• **The data**:
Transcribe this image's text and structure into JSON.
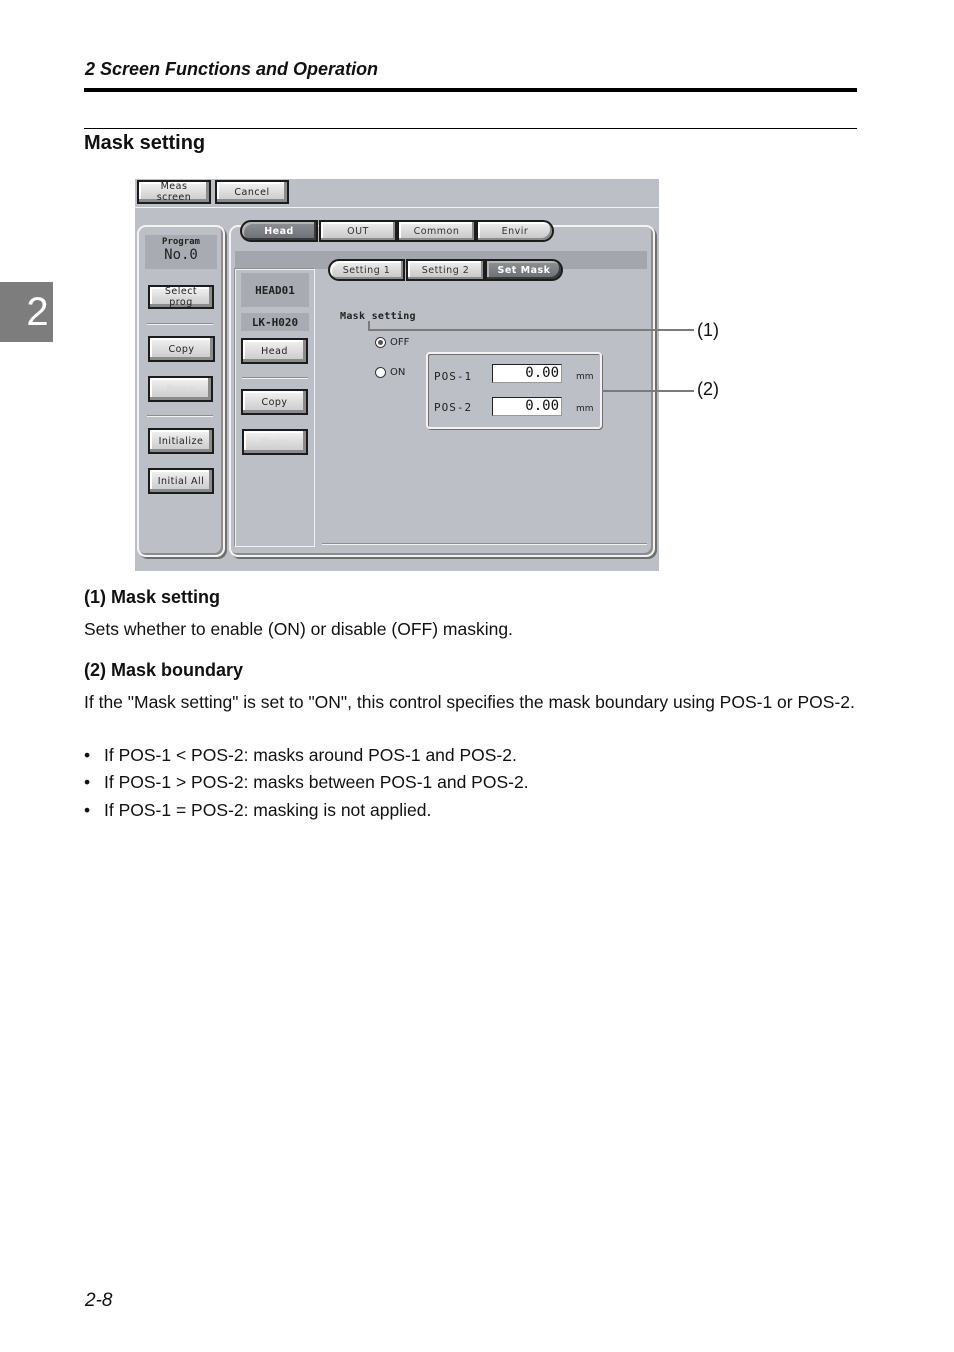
{
  "page": {
    "running_head": "2  Screen Functions and Operation",
    "chapter_tab": "2",
    "section_title": "Mask setting",
    "page_number": "2-8"
  },
  "screen": {
    "topbar": {
      "meas_screen_label": "Meas screen",
      "cancel_label": "Cancel"
    },
    "left_panel": {
      "program_label": "Program",
      "program_value": "No.0",
      "select_prog_label": "Select prog",
      "copy_label": "Copy",
      "paste_label": "Paste",
      "initialize_label": "Initialize",
      "initial_all_label": "Initial All"
    },
    "main_tabs": [
      {
        "label": "Head",
        "active": true
      },
      {
        "label": "OUT",
        "active": false
      },
      {
        "label": "Common",
        "active": false
      },
      {
        "label": "Envir",
        "active": false
      }
    ],
    "sub_tabs": [
      {
        "label": "Setting 1",
        "active": false
      },
      {
        "label": "Setting 2",
        "active": false
      },
      {
        "label": "Set Mask",
        "active": true
      }
    ],
    "head_panel": {
      "head_name": "HEAD01",
      "head_model": "LK-H020",
      "head_button_label": "Head",
      "copy_label": "Copy",
      "paste_label": "Paste"
    },
    "mask": {
      "label": "Mask setting",
      "options": [
        {
          "label": "OFF",
          "checked": true
        },
        {
          "label": "ON",
          "checked": false
        }
      ],
      "pos1_label": "POS-1",
      "pos1_value": "0.00",
      "pos2_label": "POS-2",
      "pos2_value": "0.00",
      "unit": "mm"
    }
  },
  "callouts": [
    "(1)",
    "(2)"
  ],
  "descriptions": [
    {
      "heading": "(1) Mask setting",
      "text": "Sets whether to enable (ON) or disable (OFF) masking."
    },
    {
      "heading": "(2) Mask boundary",
      "text": "If the \"Mask setting\" is set to \"ON\", this control specifies the mask boundary using POS-1 or POS-2.",
      "bullets": [
        "If POS-1 < POS-2: masks around POS-1 and POS-2.",
        "If POS-1 > POS-2: masks between POS-1 and POS-2.",
        "If POS-1 = POS-2: masking is not applied."
      ]
    }
  ],
  "colors": {
    "screen_bg": "#bcbfc5",
    "active_tab": "#7c8086",
    "chapter_tab": "#7d7d7d"
  }
}
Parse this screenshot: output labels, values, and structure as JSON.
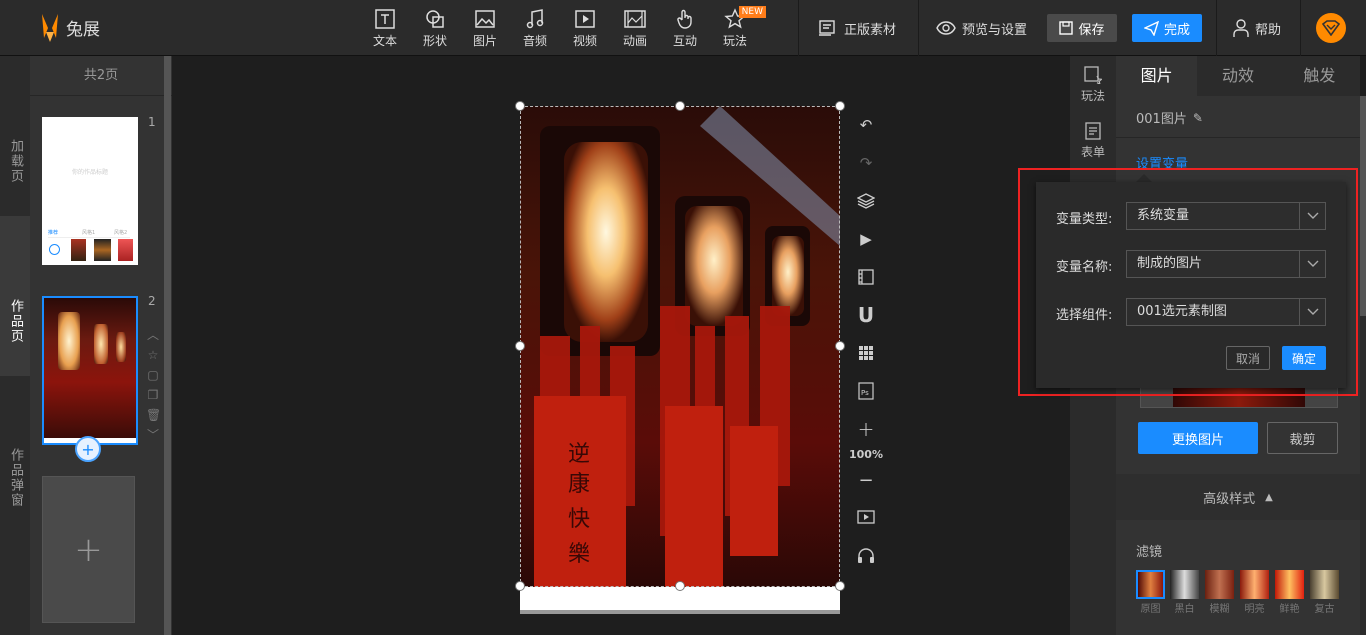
{
  "app": {
    "name": "兔展"
  },
  "toolbar": {
    "tools": [
      {
        "label": "文本",
        "icon": "text-icon"
      },
      {
        "label": "形状",
        "icon": "shape-icon"
      },
      {
        "label": "图片",
        "icon": "image-icon"
      },
      {
        "label": "音频",
        "icon": "music-icon"
      },
      {
        "label": "视频",
        "icon": "video-icon"
      },
      {
        "label": "动画",
        "icon": "animation-icon"
      },
      {
        "label": "互动",
        "icon": "hand-icon"
      },
      {
        "label": "玩法",
        "icon": "star-icon",
        "badge": "NEW"
      }
    ],
    "genuine_assets": "正版素材",
    "preview": "预览与设置",
    "save": "保存",
    "done": "完成",
    "help": "帮助"
  },
  "left_tabs": [
    "加载页",
    "作品页",
    "作品弹窗"
  ],
  "pages": {
    "count_label": "共2页",
    "items": [
      {
        "number": "1",
        "thumb_text": "你的作品标题",
        "labels": [
          "推荐",
          "风格1",
          "风格2"
        ]
      },
      {
        "number": "2"
      }
    ],
    "add_symbol": "+"
  },
  "canvas": {
    "zoom": "100%",
    "zoom_in": "+",
    "zoom_out": "−"
  },
  "right_strip": [
    {
      "label": "玩法",
      "icon": "play-method-icon"
    },
    {
      "label": "表单",
      "icon": "form-icon"
    }
  ],
  "right_panel": {
    "tabs": [
      "图片",
      "动效",
      "触发"
    ],
    "element_name": "001图片",
    "set_variable": "设置变量",
    "replace_image": "更换图片",
    "crop": "裁剪",
    "advanced_style": "高级样式",
    "filter_title": "滤镜",
    "filters": [
      "原图",
      "黑白",
      "模糊",
      "明亮",
      "鲜艳",
      "复古"
    ]
  },
  "popup": {
    "type_label": "变量类型:",
    "type_value": "系统变量",
    "name_label": "变量名称:",
    "name_value": "制成的图片",
    "component_label": "选择组件:",
    "component_value": "001选元素制图",
    "cancel": "取消",
    "confirm": "确定"
  },
  "colors": {
    "accent": "#1a8cff",
    "highlight": "#ee2222",
    "logo": "#ff8a00"
  }
}
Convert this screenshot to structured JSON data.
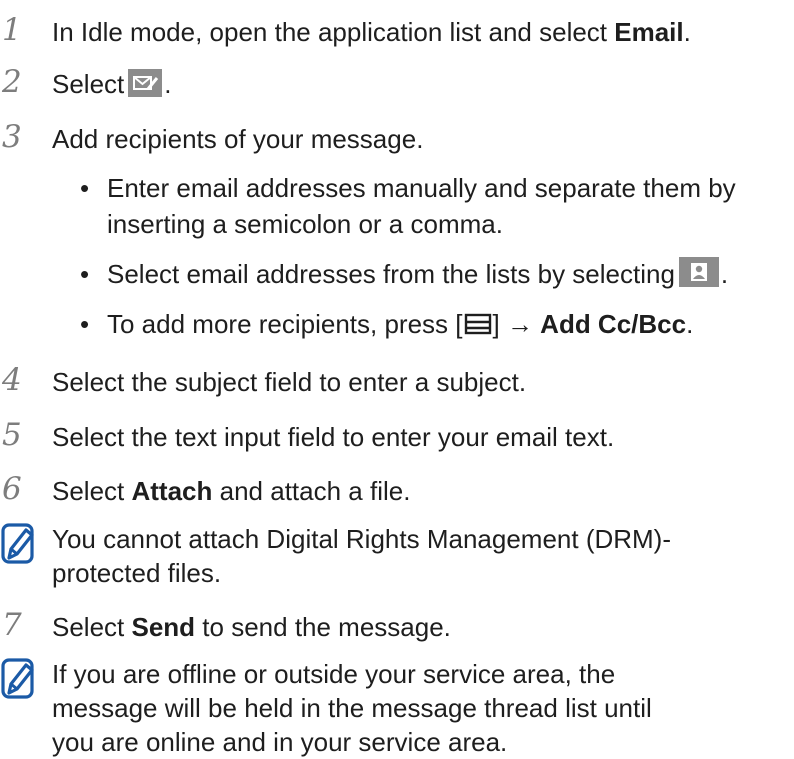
{
  "steps": [
    {
      "num": "1",
      "pre": "In Idle mode, open the application list and select ",
      "bold": "Email",
      "post": "."
    },
    {
      "num": "2",
      "pre": "Select",
      "post": ".",
      "icon": "compose-email-icon"
    },
    {
      "num": "3",
      "text": "Add recipients of your message."
    },
    {
      "num": "4",
      "text": "Select the subject field to enter a subject."
    },
    {
      "num": "5",
      "text": "Select the text input field to enter your email text."
    },
    {
      "num": "6",
      "pre": "Select ",
      "bold": "Attach",
      "post": " and attach a file."
    },
    {
      "num": "7",
      "pre": "Select ",
      "bold": "Send",
      "post": " to send the message."
    }
  ],
  "bullets": [
    {
      "line1": "Enter email addresses manually and separate them by",
      "line2": "inserting a semicolon or a comma."
    },
    {
      "pre": "Select email addresses from the lists by selecting",
      "post": ".",
      "icon": "contact-icon"
    },
    {
      "pre": "To add more recipients, press [",
      "mid": "] → ",
      "bold": "Add Cc/Bcc",
      "post": ".",
      "icon": "menu-key-icon"
    }
  ],
  "notes": [
    {
      "line1": "You cannot attach Digital Rights Management (DRM)-",
      "line2": "protected files."
    },
    {
      "line1": "If you are offline or outside your service area, the",
      "line2": "message will be held in the message thread list until",
      "line3": "you are online and in your service area."
    }
  ],
  "bullet_char": "•",
  "colors": {
    "text": "#1e1e1e",
    "step_number": "#7d7d7d",
    "note_icon": "#1b5aa6",
    "icon_bg": "#8c8c8c"
  }
}
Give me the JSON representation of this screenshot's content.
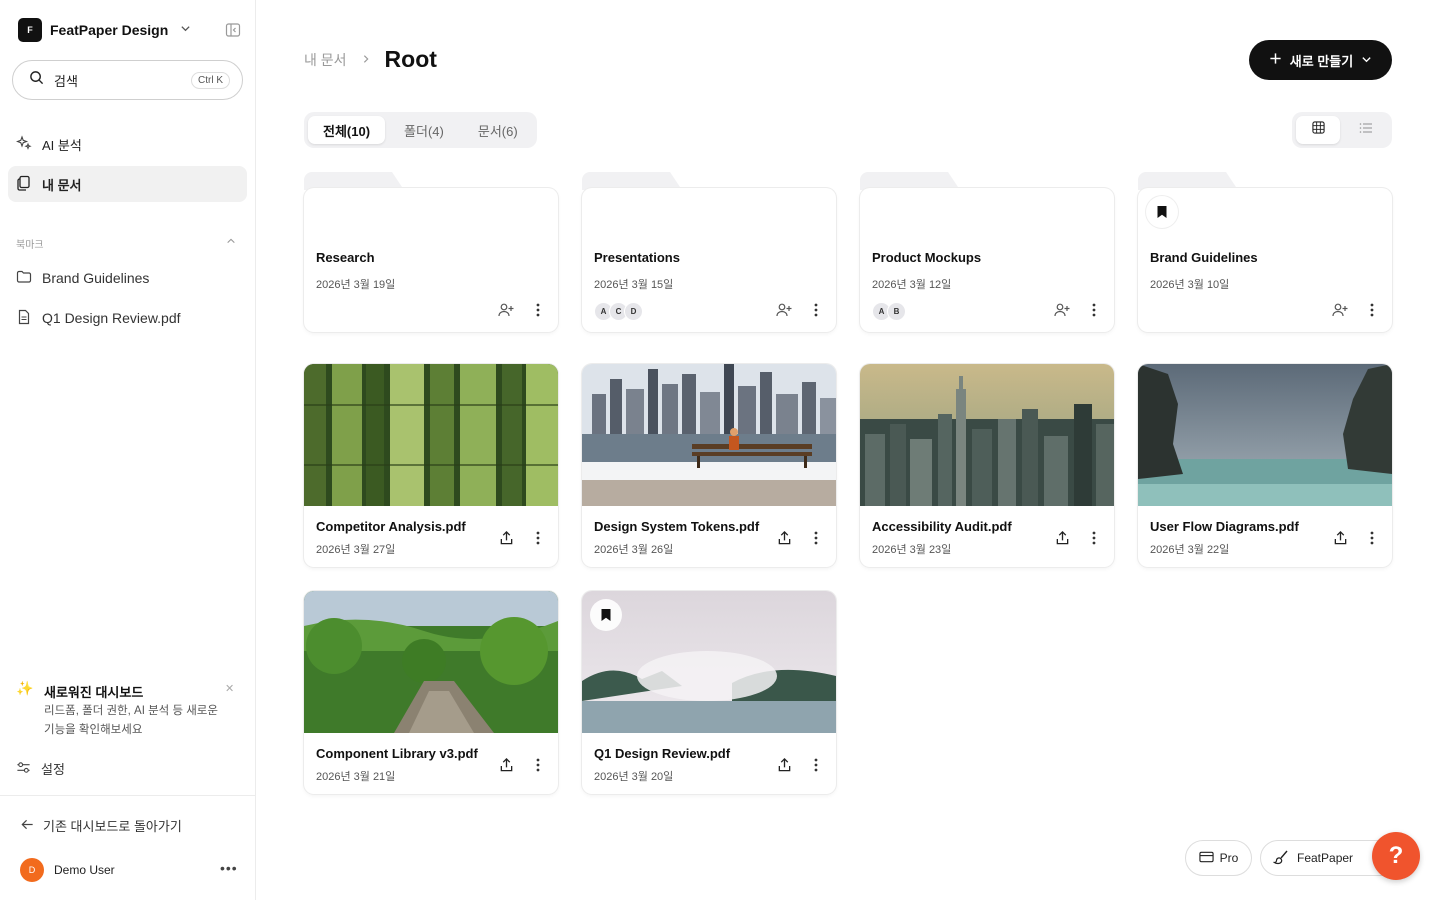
{
  "workspace": {
    "logo_letter": "F",
    "name": "FeatPaper Design"
  },
  "search": {
    "label": "검색",
    "shortcut": "Ctrl K"
  },
  "nav": [
    {
      "label": "AI 분석"
    },
    {
      "label": "내 문서"
    }
  ],
  "bookmarks": {
    "section_label": "북마크",
    "items": [
      {
        "label": "Brand Guidelines",
        "icon": "folder-icon"
      },
      {
        "label": "Q1 Design Review.pdf",
        "icon": "document-icon"
      }
    ]
  },
  "promo": {
    "title": "새로워진 대시보드",
    "description": "리드폼, 폴더 권한, AI 분석 등 새로운 기능을 확인해보세요"
  },
  "settings_label": "설정",
  "back_link": "기존 대시보드로 돌아가기",
  "user": {
    "initial": "D",
    "name": "Demo User"
  },
  "breadcrumb": {
    "parent": "내 문서",
    "current": "Root"
  },
  "new_button": "새로 만들기",
  "tabs": [
    {
      "label": "전체(10)"
    },
    {
      "label": "폴더(4)"
    },
    {
      "label": "문서(6)"
    }
  ],
  "folders": [
    {
      "name": "Research",
      "date": "2026년 3월 19일",
      "avatars": []
    },
    {
      "name": "Presentations",
      "date": "2026년 3월 15일",
      "avatars": [
        "A",
        "C",
        "D"
      ]
    },
    {
      "name": "Product Mockups",
      "date": "2026년 3월 12일",
      "avatars": [
        "A",
        "B"
      ]
    },
    {
      "name": "Brand Guidelines",
      "date": "2026년 3월 10일",
      "avatars": []
    }
  ],
  "documents": [
    {
      "name": "Competitor Analysis.pdf",
      "date": "2026년 3월 27일"
    },
    {
      "name": "Design System Tokens.pdf",
      "date": "2026년 3월 26일"
    },
    {
      "name": "Accessibility Audit.pdf",
      "date": "2026년 3월 23일"
    },
    {
      "name": "User Flow Diagrams.pdf",
      "date": "2026년 3월 22일"
    },
    {
      "name": "Component Library v3.pdf",
      "date": "2026년 3월 21일"
    },
    {
      "name": "Q1 Design Review.pdf",
      "date": "2026년 3월 20일"
    }
  ],
  "floating": {
    "pro_label": "Pro",
    "brand_label": "FeatPaper",
    "help_label": "?"
  },
  "colors": {
    "primary": "#111111",
    "help": "#f0542d",
    "avatar": "#f26b1d"
  }
}
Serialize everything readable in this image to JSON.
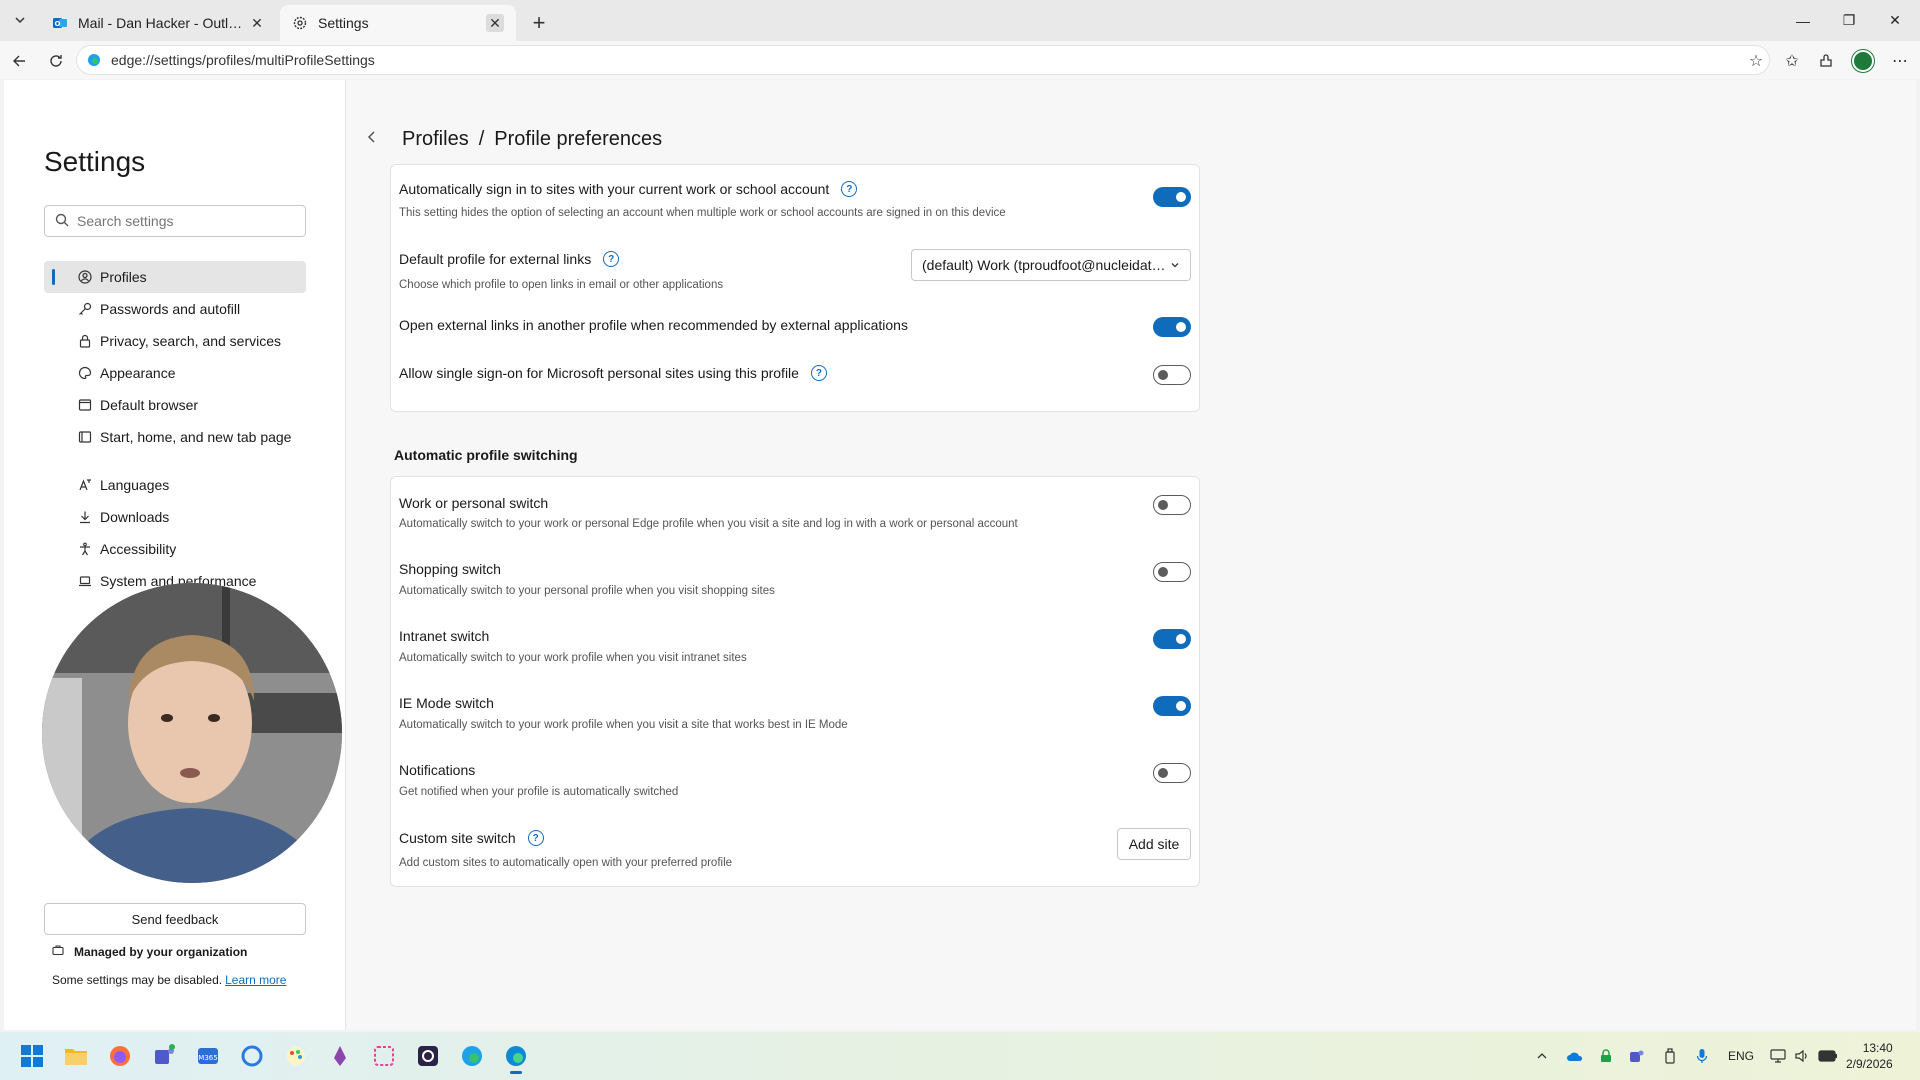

• **What is expected**: Out of the preceding entries, pull every line containing the string "Guidelines".

• **Answer for this exercise**:
        "label": "Brand Guidelines",
      "name": "Brand Guidelines",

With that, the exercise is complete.